> Extracted data entries

↓

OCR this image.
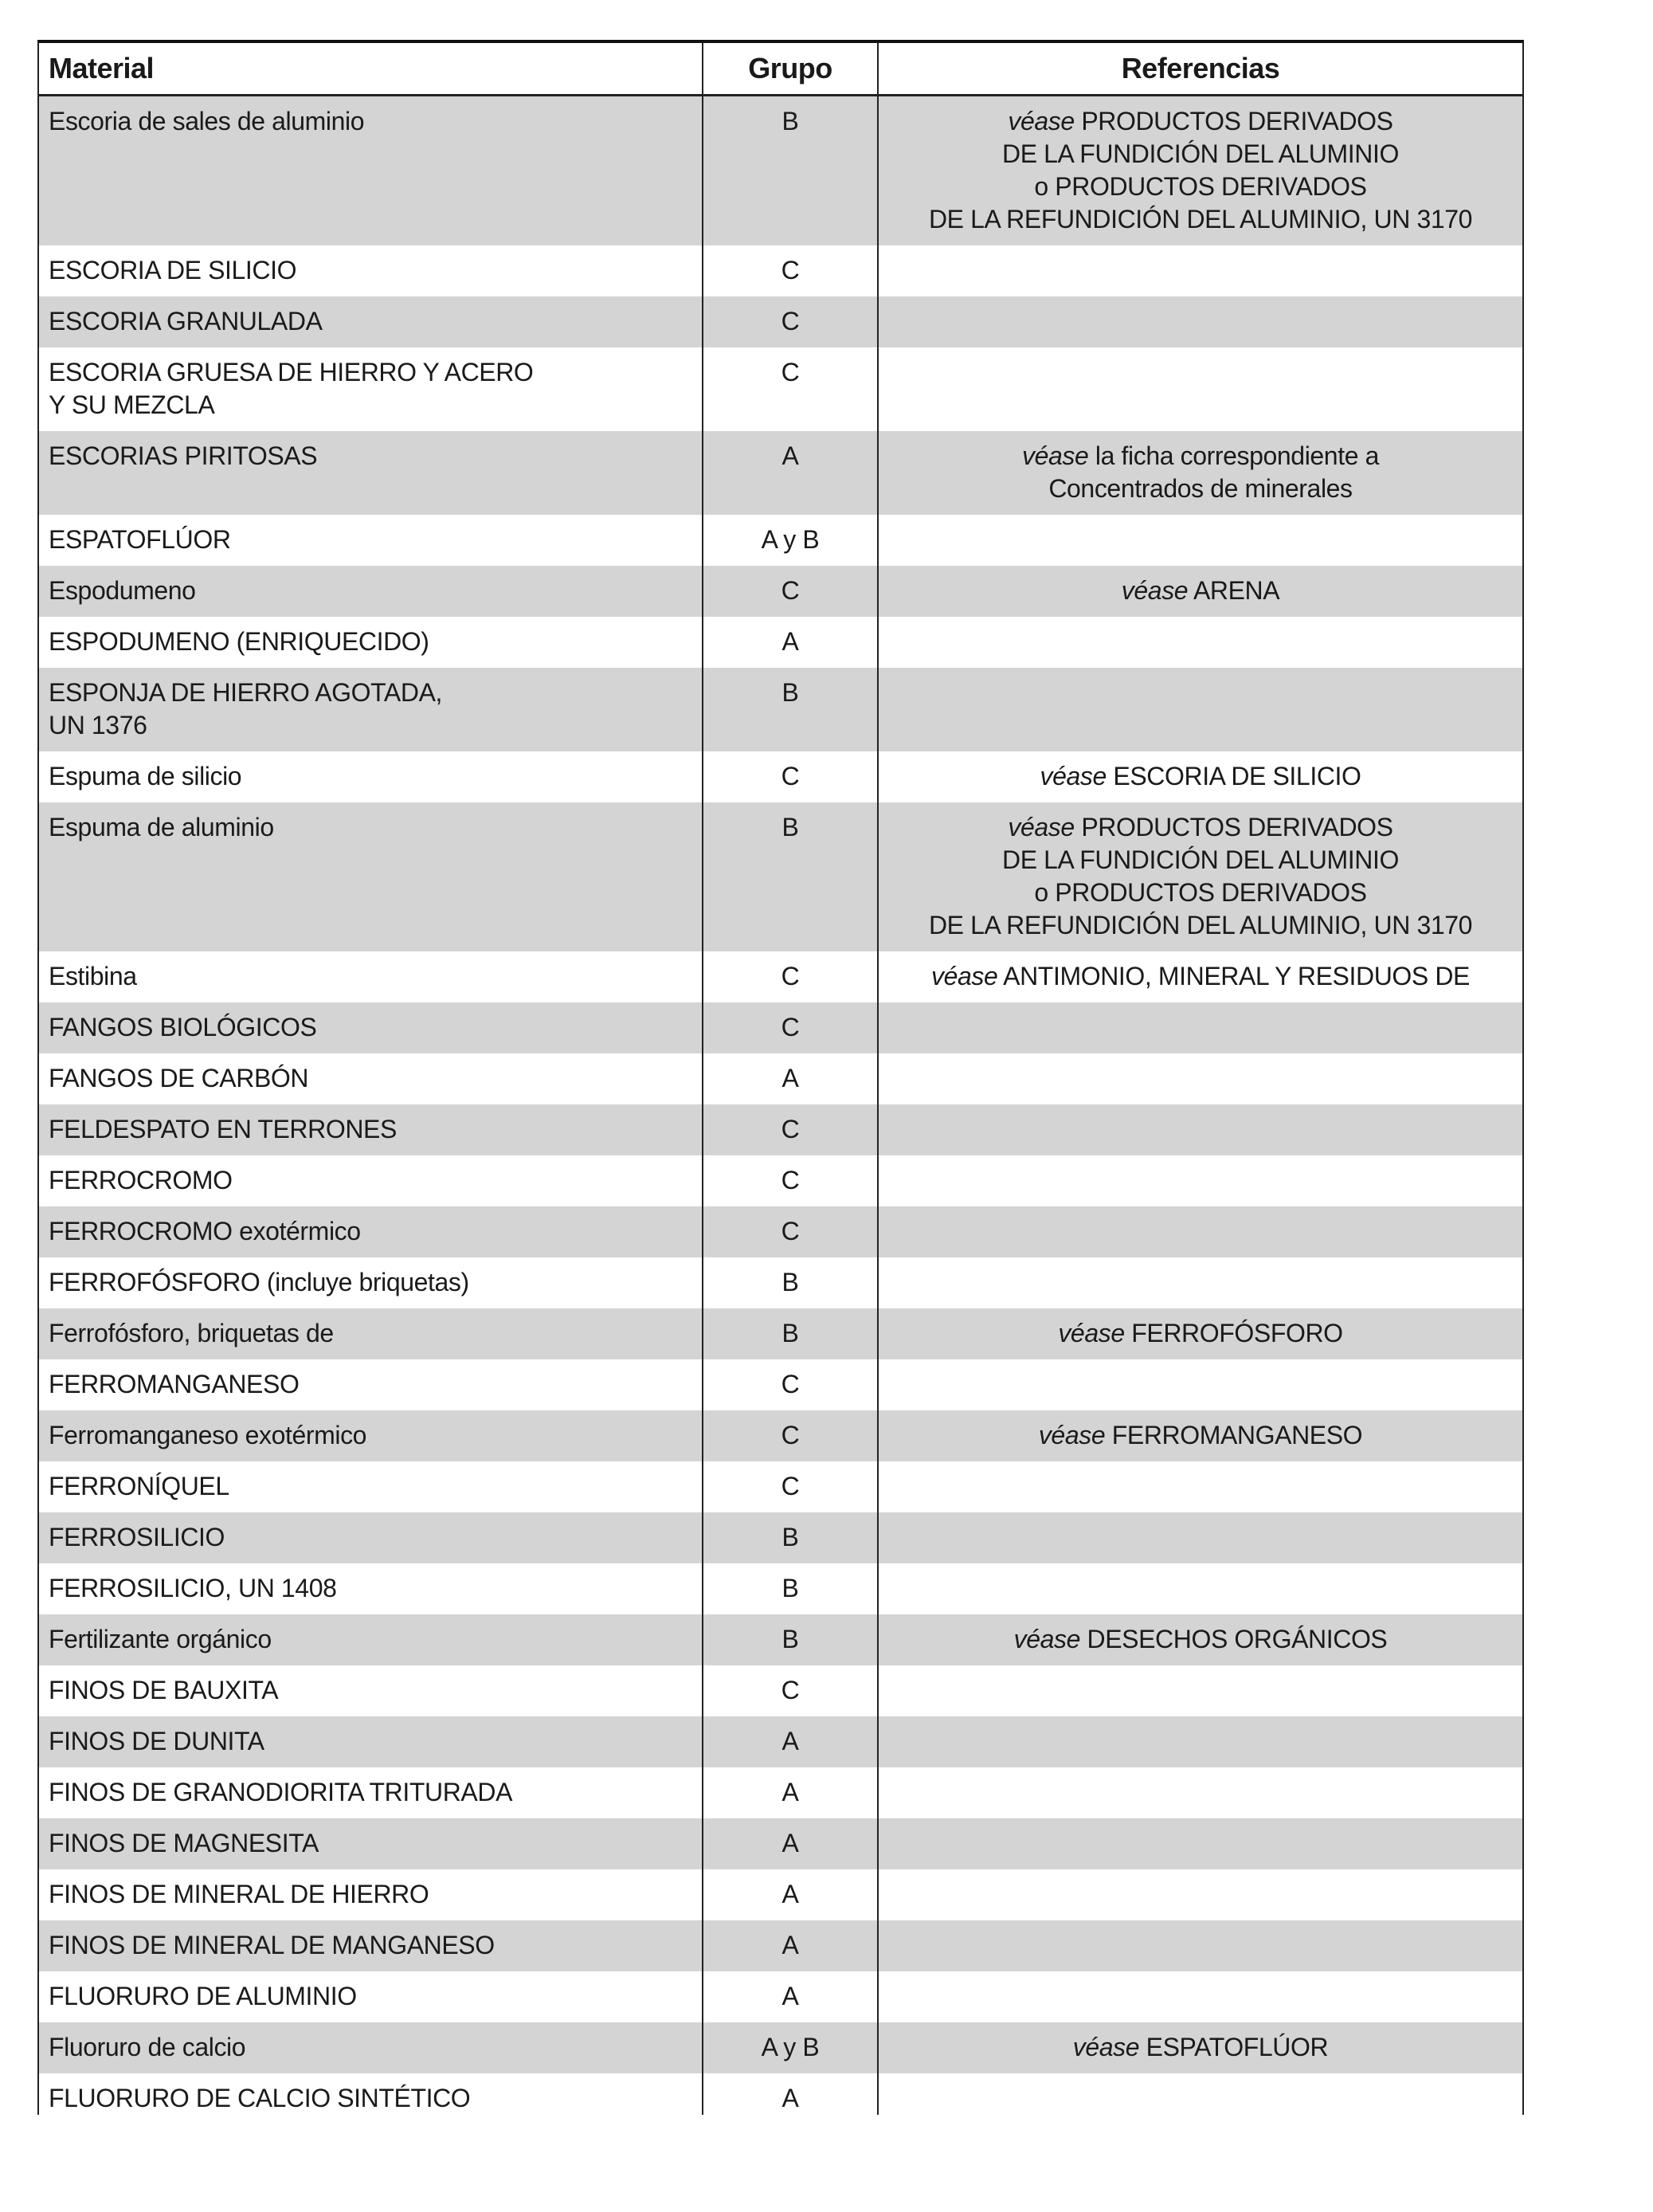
Material	Grupo	Referencias

Escoria de sales de aluminio	B	véase PRODUCTOS DERIVADOS
DE LA FUNDICIÓN DEL ALUMINIO
o PRODUCTOS DERIVADOS
DE LA REFUNDICIÓN DEL ALUMINIO, UN 3170

ESCORIA DE SILICIO	C	

ESCORIA GRANULADA	C	

ESCORIA GRUESA DE HIERRO Y ACERO
Y SU MEZCLA	C	

ESCORIAS PIRITOSAS	A	véase la ficha correspondiente a
Concentrados de minerales

ESPATOFLÚOR	A y B	

Espodumeno	C	véase ARENA

ESPODUMENO (ENRIQUECIDO)	A	

ESPONJA DE HIERRO AGOTADA,
UN 1376	B	

Espuma de silicio	C	véase ESCORIA DE SILICIO

Espuma de aluminio	B	véase PRODUCTOS DERIVADOS
DE LA FUNDICIÓN DEL ALUMINIO
o PRODUCTOS DERIVADOS
DE LA REFUNDICIÓN DEL ALUMINIO, UN 3170

Estibina	C	véase ANTIMONIO, MINERAL Y RESIDUOS DE

FANGOS BIOLÓGICOS	C	

FANGOS DE CARBÓN	A	

FELDESPATO EN TERRONES	C	

FERROCROMO	C	

FERROCROMO exotérmico	C	

FERROFÓSFORO (incluye briquetas)	B	

Ferrofósforo, briquetas de	B	véase FERROFÓSFORO

FERROMANGANESO	C	

Ferromanganeso exotérmico	C	véase FERROMANGANESO

FERRONÍQUEL	C	

FERROSILICIO	B	

FERROSILICIO, UN 1408	B	

Fertilizante orgánico	B	véase DESECHOS ORGÁNICOS

FINOS DE BAUXITA	C	

FINOS DE DUNITA	A	

FINOS DE GRANODIORITA TRITURADA	A	

FINOS DE MAGNESITA	A	

FINOS DE MINERAL DE HIERRO	A	

FINOS DE MINERAL DE MANGANESO	A	

FLUORURO DE ALUMINIO	A	

Fluoruro de calcio	A y B	véase ESPATOFLÚOR

FLUORURO DE CALCIO SINTÉTICO	A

↑

> EXERCISE BRIEF
Quote the material exactly. Pictures stay out.

> THE OUTPUT
OCR this image.
Material	Grupo	Referencias

Escoria de sales de aluminio	B	véase PRODUCTOS DERIVADOS
DE LA FUNDICIÓN DEL ALUMINIO
o PRODUCTOS DERIVADOS
DE LA REFUNDICIÓN DEL ALUMINIO, UN 3170

ESCORIA DE SILICIO	C	

ESCORIA GRANULADA	C	

ESCORIA GRUESA DE HIERRO Y ACERO
Y SU MEZCLA	C	

ESCORIAS PIRITOSAS	A	véase la ficha correspondiente a
Concentrados de minerales

ESPATOFLÚOR	A y B	

Espodumeno	C	véase ARENA

ESPODUMENO (ENRIQUECIDO)	A	

ESPONJA DE HIERRO AGOTADA,
UN 1376	B	

Espuma de silicio	C	véase ESCORIA DE SILICIO

Espuma de aluminio	B	véase PRODUCTOS DERIVADOS
DE LA FUNDICIÓN DEL ALUMINIO
o PRODUCTOS DERIVADOS
DE LA REFUNDICIÓN DEL ALUMINIO, UN 3170

Estibina	C	véase ANTIMONIO, MINERAL Y RESIDUOS DE

FANGOS BIOLÓGICOS	C	

FANGOS DE CARBÓN	A	

FELDESPATO EN TERRONES	C	

FERROCROMO	C	

FERROCROMO exotérmico	C	

FERROFÓSFORO (incluye briquetas)	B	

Ferrofósforo, briquetas de	B	véase FERROFÓSFORO

FERROMANGANESO	C	

Ferromanganeso exotérmico	C	véase FERROMANGANESO

FERRONÍQUEL	C	

FERROSILICIO	B	

FERROSILICIO, UN 1408	B	

Fertilizante orgánico	B	véase DESECHOS ORGÁNICOS

FINOS DE BAUXITA	C	

FINOS DE DUNITA	A	

FINOS DE GRANODIORITA TRITURADA	A	

FINOS DE MAGNESITA	A	

FINOS DE MINERAL DE HIERRO	A	

FINOS DE MINERAL DE MANGANESO	A	

FLUORURO DE ALUMINIO	A	

Fluoruro de calcio	A y B	véase ESPATOFLÚOR

FLUORURO DE CALCIO SINTÉTICO	A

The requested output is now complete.